### DATA EXTRACT ###

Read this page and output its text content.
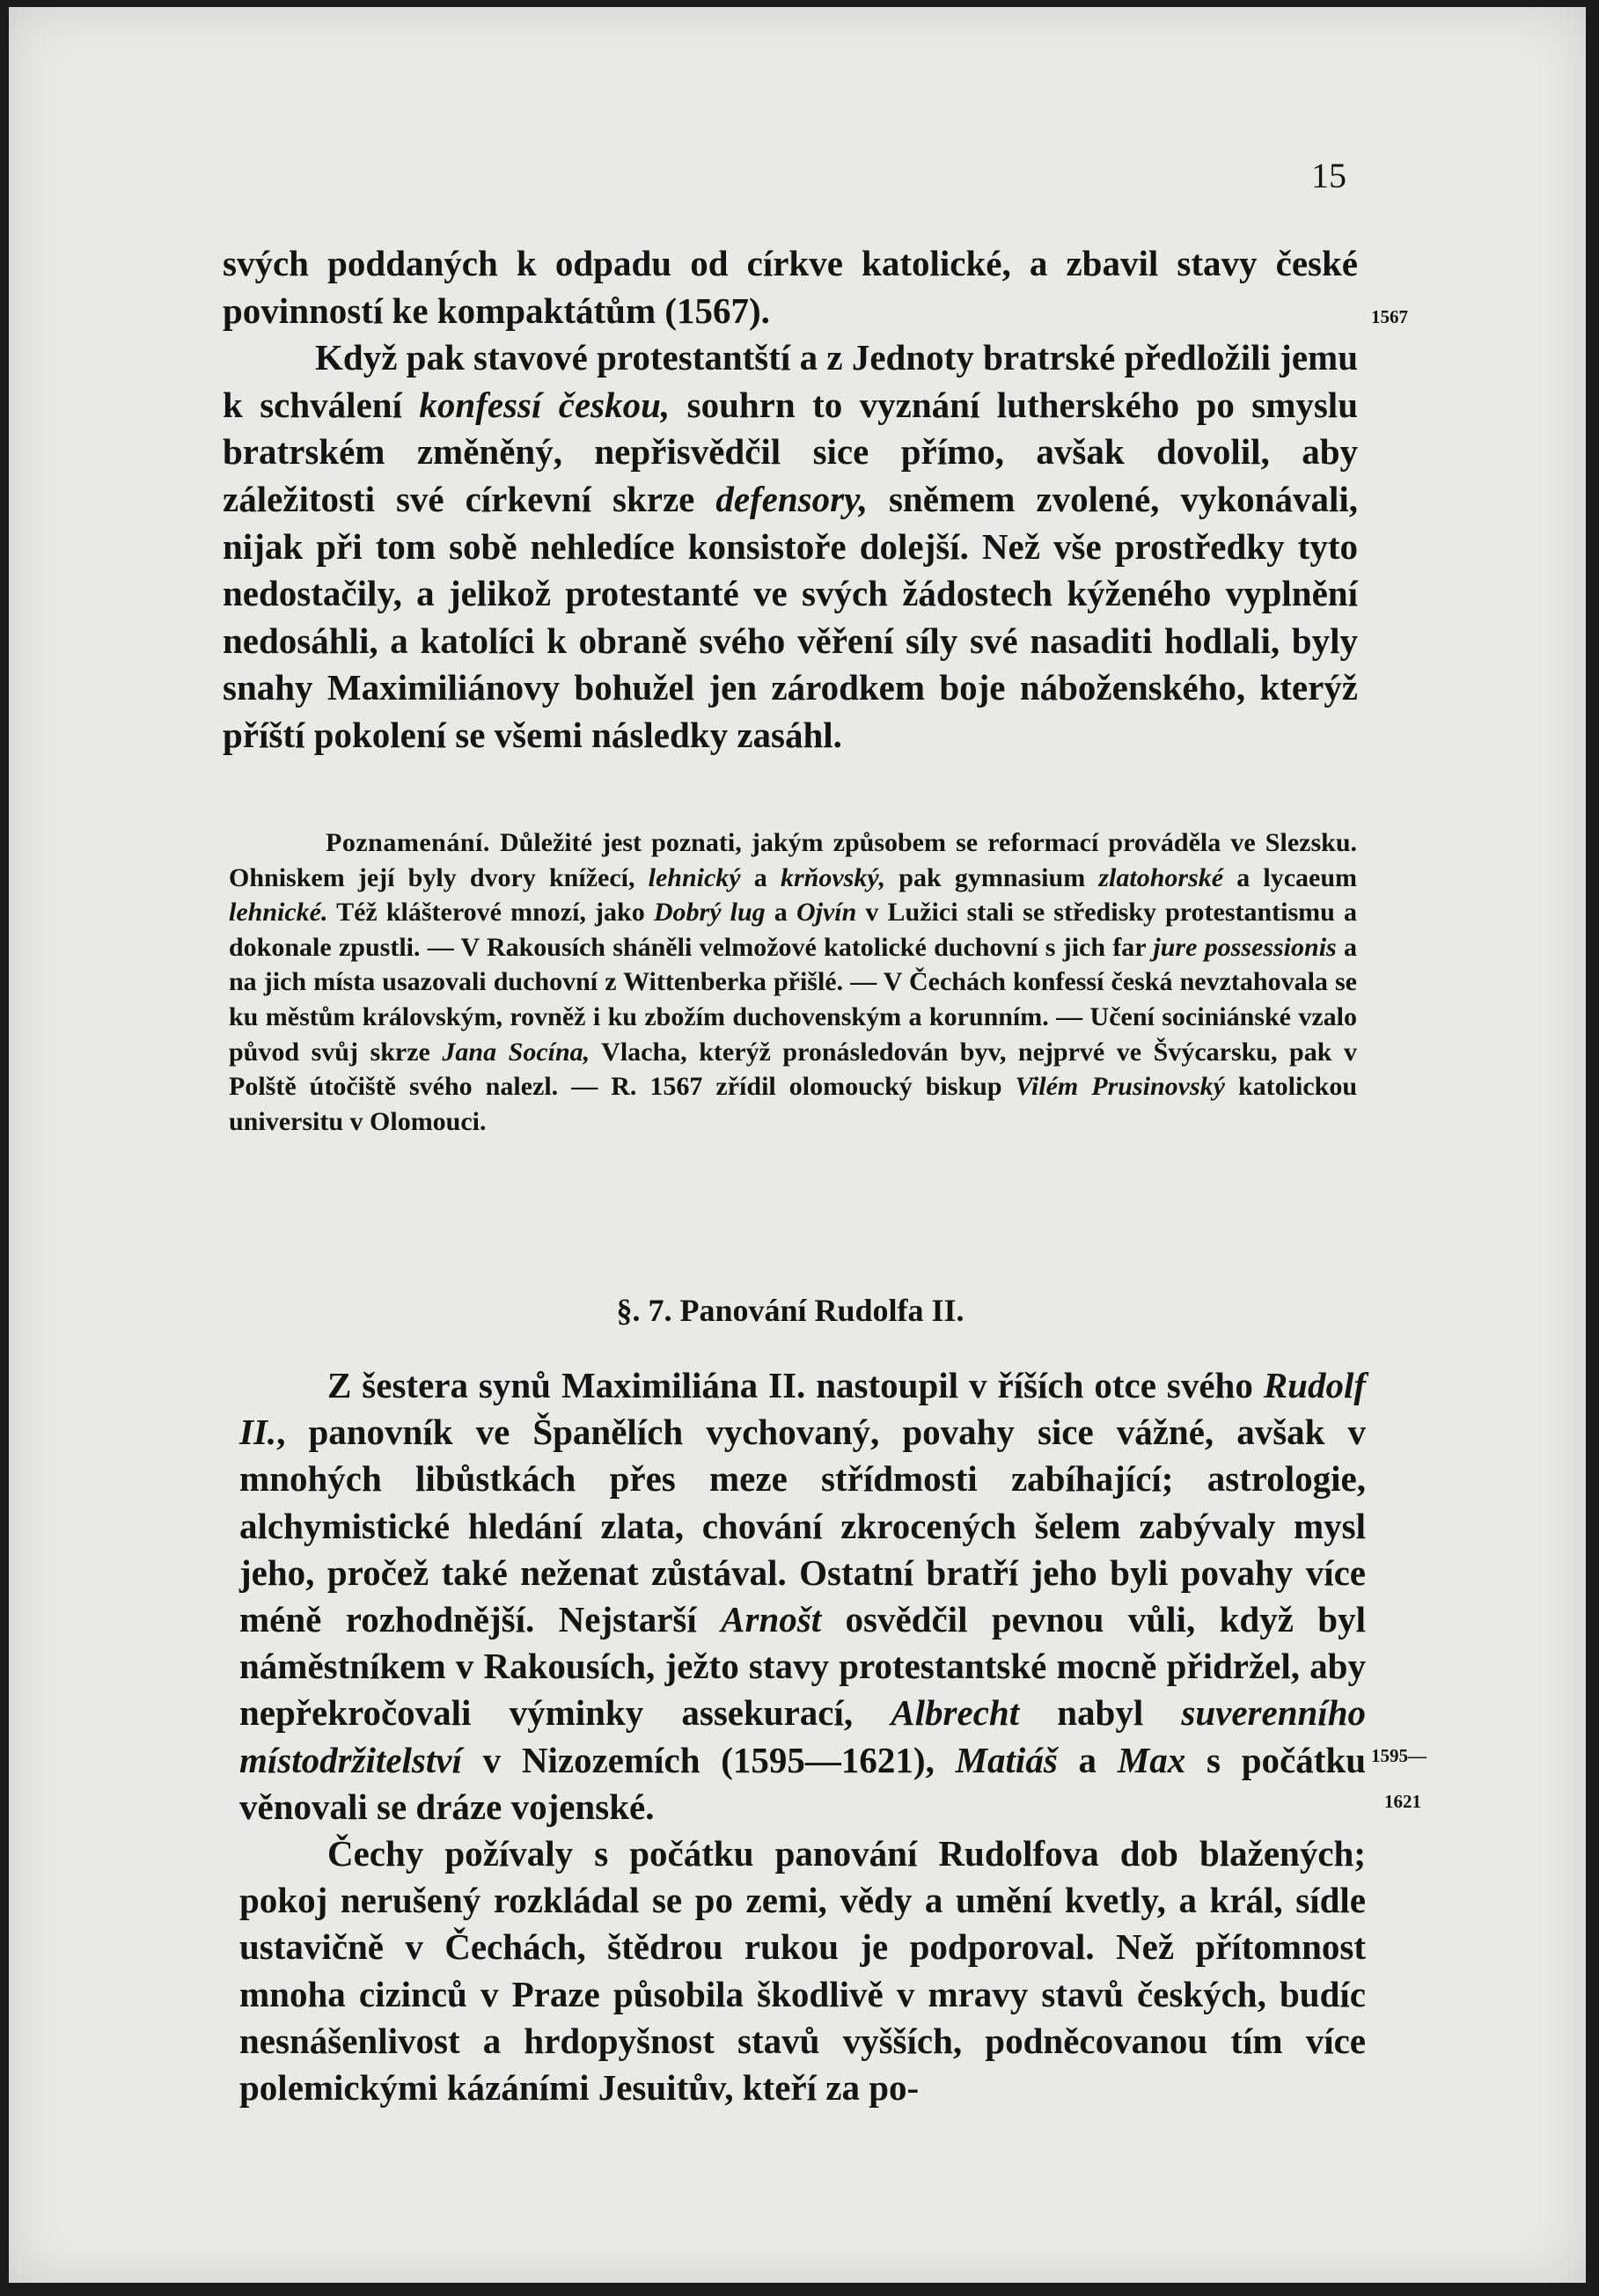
15
1567
1595—
1621

svých poddaných k odpadu od církve katolické, a zbavil stavy české povinností ke kompaktátům (1567).

Když pak stavové protestantští a z Jednoty bratrské předložili jemu k schválení konfessí českou, souhrn to vyznání lutherského po smyslu bratrském změněný, nepřisvědčil sice přímo, avšak dovolil, aby záležitosti své církevní skrze defensory, sněmem zvolené, vykonávali, nijak při tom sobě nehledíce konsistoře dolejší. Než vše prostředky tyto nedostačily, a jelikož protestanté ve svých žádostech kýženého vyplnění nedosáhli, a katolíci k obraně svého věření síly své nasaditi hodlali, byly snahy Maximiliánovy bohužel jen zárodkem boje náboženského, kterýž příští pokolení se všemi následky zasáhl.

Poznamenání. Důležité jest poznati, jakým způsobem se reformací prováděla ve Slezsku. Ohniskem její byly dvory knížecí, lehnický a krňovský, pak gymnasium zlatohorské a lycaeum lehnické. Též klášterové mnozí, jako Dobrý lug a Ojvín v Lužici stali se středisky protestantismu a dokonale zpustli. — V Rakousích sháněli velmožové katolické duchovní s jich far jure possessionis a na jich místa usazovali duchovní z Wittenberka přišlé. — V Čechách konfessí česká nevztahovala se ku městům královským, rovněž i ku zbožím duchovenským a korunním. — Učení sociniánské vzalo původ svůj skrze Jana Socína, Vlacha, kterýž pronásledován byv, nejprvé ve Švýcarsku, pak v Polště útočiště svého nalezl. — R. 1567 zřídil olomoucký biskup Vilém Prusinovský katolickou universitu v Olomouci.

§. 7. Panování Rudolfa II.

Z šestera synů Maximiliána II. nastoupil v říších otce svého Rudolf II., panovník ve Španělích vychovaný, povahy sice vážné, avšak v mnohých libůstkách přes meze střídmosti zabíhající; astrologie, alchymistické hledání zlata, chování zkrocených šelem zabývaly mysl jeho, pročež také neženat zůstával. Ostatní bratří jeho byli povahy více méně rozhodnější. Nejstarší Arnošt osvědčil pevnou vůli, když byl náměstníkem v Rakousích, ježto stavy protestantské mocně přidržel, aby nepřekročovali výminky assekurací, Albrecht nabyl suverenního místodržitelství v Nizozemích (1595—1621), Matiáš a Max s počátku věnovali se dráze vojenské.

Čechy požívaly s počátku panování Rudolfova dob blažených; pokoj nerušený rozkládal se po zemi, vědy a umění kvetly, a král, sídle ustavičně v Čechách, štědrou rukou je podporoval. Než přítomnost mnoha cizinců v Praze působila škodlivě v mravy stavů českých, budíc nesnášenlivost a hrdopyšnost stavů vyšších, podněcovanou tím více polemickými kázáními Jesuitův, kteří za po-
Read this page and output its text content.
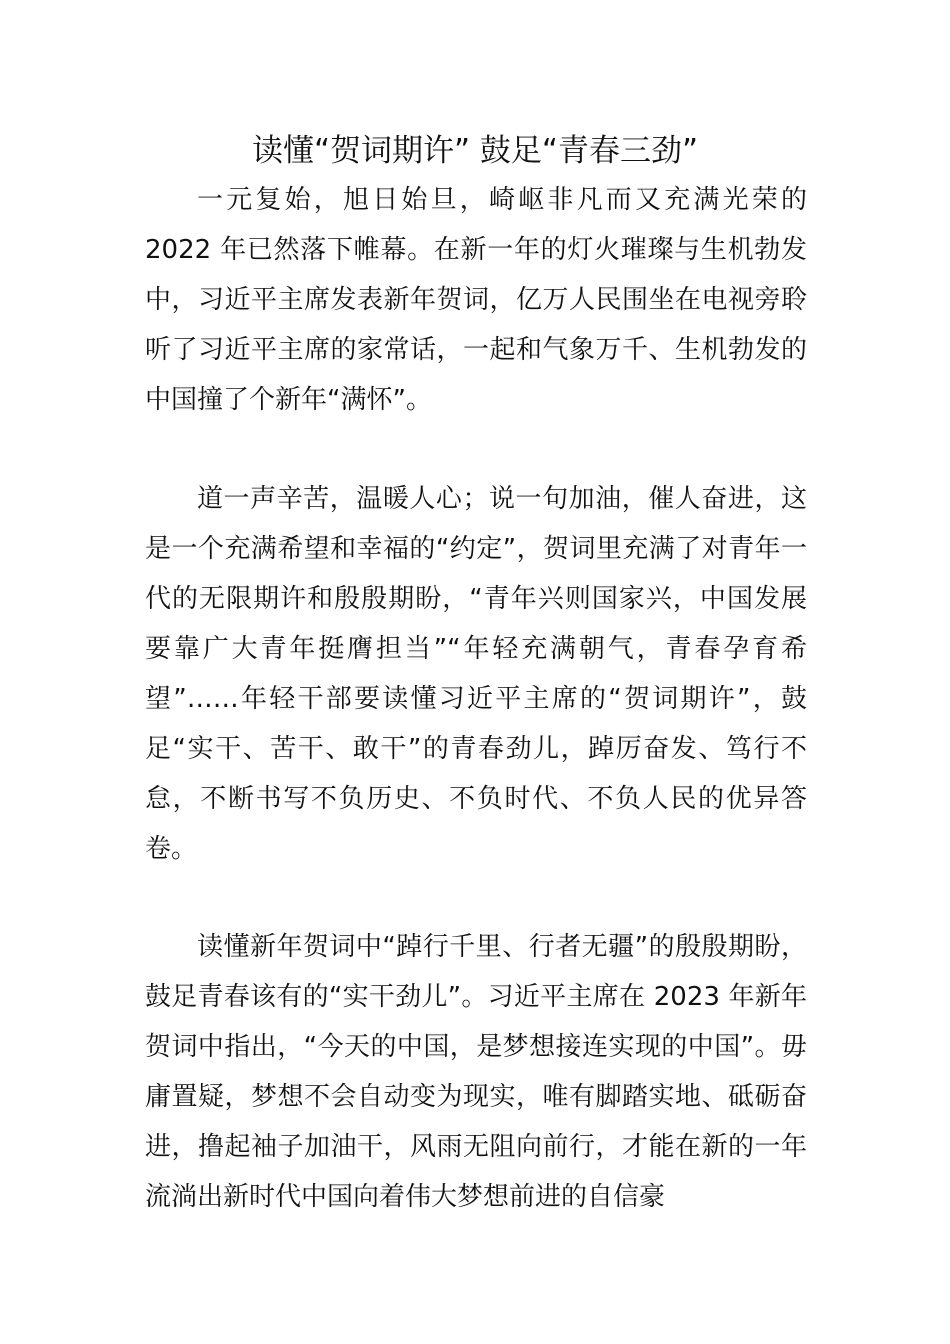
读懂“贺词期许” 鼓足“青春三劲”

一元复始，旭日始旦，崎岖非凡而又充满光荣的 2022 年已然落下帷幕。在新一年的灯火璀璨与生机勃发中，习近平主席发表新年贺词，亿万人民围坐在电视旁聆听了习近平主席的家常话，一起和气象万千、生机勃发的中国撞了个新年“满怀”。

道一声辛苦，温暖人心；说一句加油，催人奋进，这是一个充满希望和幸福的“约定”，贺词里充满了对青年一代的无限期许和殷殷期盼，“青年兴则国家兴，中国发展要靠广大青年挺膺担当”“年轻充满朝气，青春孕育希望”……年轻干部要读懂习近平主席的“贺词期许”，鼓足“实干、苦干、敢干”的青春劲儿，踔厉奋发、笃行不怠，不断书写不负历史、不负时代、不负人民的优异答卷。

读懂新年贺词中“踔行千里、行者无疆”的殷殷期盼，鼓足青春该有的“实干劲儿”。习近平主席在 2023 年新年贺词中指出，“今天的中国，是梦想接连实现的中国”。毋庸置疑，梦想不会自动变为现实，唯有脚踏实地、砥砺奋进，撸起袖子加油干，风雨无阻向前行，才能在新的一年流淌出新时代中国向着伟大梦想前进的自信豪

###

-- PROBLEM DESCRIPTION --
Can you retype every record above exactly, leaving out the pictures?

-- EXERCISE SOLUTION --
Read this page and output its text content.
15
1567
1595—
1621

svých poddaných k odpadu od církve katolické, a zbavil stavy české povinností ke kompaktátům (1567).

Když pak stavové protestantští a z Jednoty bratrské předložili jemu k schválení konfessí českou, souhrn to vyznání lutherského po smyslu bratrském změněný, nepřisvědčil sice přímo, avšak dovolil, aby záležitosti své církevní skrze defensory, sněmem zvolené, vykonávali, nijak při tom sobě nehledíce konsistoře dolejší. Než vše prostředky tyto nedostačily, a jelikož protestanté ve svých žádostech kýženého vyplnění nedosáhli, a katolíci k obraně svého věření síly své nasaditi hodlali, byly snahy Maximiliánovy bohužel jen zárodkem boje náboženského, kterýž příští pokolení se všemi následky zasáhl.

Poznamenání. Důležité jest poznati, jakým způsobem se reformací prováděla ve Slezsku. Ohniskem její byly dvory knížecí, lehnický a krňovský, pak gymnasium zlatohorské a lycaeum lehnické. Též klášterové mnozí, jako Dobrý lug a Ojvín v Lužici stali se středisky protestantismu a dokonale zpustli. — V Rakousích sháněli velmožové katolické duchovní s jich far jure possessionis a na jich místa usazovali duchovní z Wittenberka přišlé. — V Čechách konfessí česká nevztahovala se ku městům královským, rovněž i ku zbožím duchovenským a korunním. — Učení sociniánské vzalo původ svůj skrze Jana Socína, Vlacha, kterýž pronásledován byv, nejprvé ve Švýcarsku, pak v Polště útočiště svého nalezl. — R. 1567 zřídil olomoucký biskup Vilém Prusinovský katolickou universitu v Olomouci.

§. 7. Panování Rudolfa II.

Z šestera synů Maximiliána II. nastoupil v říších otce svého Rudolf II., panovník ve Španělích vychovaný, povahy sice vážné, avšak v mnohých libůstkách přes meze střídmosti zabíhající; astrologie, alchymistické hledání zlata, chování zkrocených šelem zabývaly mysl jeho, pročež také neženat zůstával. Ostatní bratří jeho byli povahy více méně rozhodnější. Nejstarší Arnošt osvědčil pevnou vůli, když byl náměstníkem v Rakousích, ježto stavy protestantské mocně přidržel, aby nepřekročovali výminky assekurací, Albrecht nabyl suverenního místodržitelství v Nizozemích (1595—1621), Matiáš a Max s počátku věnovali se dráze vojenské.

Čechy požívaly s počátku panování Rudolfova dob blažených; pokoj nerušený rozkládal se po zemi, vědy a umění kvetly, a král, sídle ustavičně v Čechách, štědrou rukou je podporoval. Než přítomnost mnoha cizinců v Praze působila škodlivě v mravy stavů českých, budíc nesnášenlivost a hrdopyšnost stavů vyšších, podněcovanou tím více polemickými kázáními Jesuitův, kteří za po-
Read this page and output its text content.
读懂“贺词期许” 鼓足“青春三劲”

一元复始，旭日始旦，崎岖非凡而又充满光荣的 2022 年已然落下帷幕。在新一年的灯火璀璨与生机勃发中，习近平主席发表新年贺词，亿万人民围坐在电视旁聆听了习近平主席的家常话，一起和气象万千、生机勃发的中国撞了个新年“满怀”。

道一声辛苦，温暖人心；说一句加油，催人奋进，这是一个充满希望和幸福的“约定”，贺词里充满了对青年一代的无限期许和殷殷期盼，“青年兴则国家兴，中国发展要靠广大青年挺膺担当”“年轻充满朝气，青春孕育希望”……年轻干部要读懂习近平主席的“贺词期许”，鼓足“实干、苦干、敢干”的青春劲儿，踔厉奋发、笃行不怠，不断书写不负历史、不负时代、不负人民的优异答卷。

读懂新年贺词中“踔行千里、行者无疆”的殷殷期盼，鼓足青春该有的“实干劲儿”。习近平主席在 2023 年新年贺词中指出，“今天的中国，是梦想接连实现的中国”。毋庸置疑，梦想不会自动变为现实，唯有脚踏实地、砥砺奋进，撸起袖子加油干，风雨无阻向前行，才能在新的一年流淌出新时代中国向着伟大梦想前进的自信豪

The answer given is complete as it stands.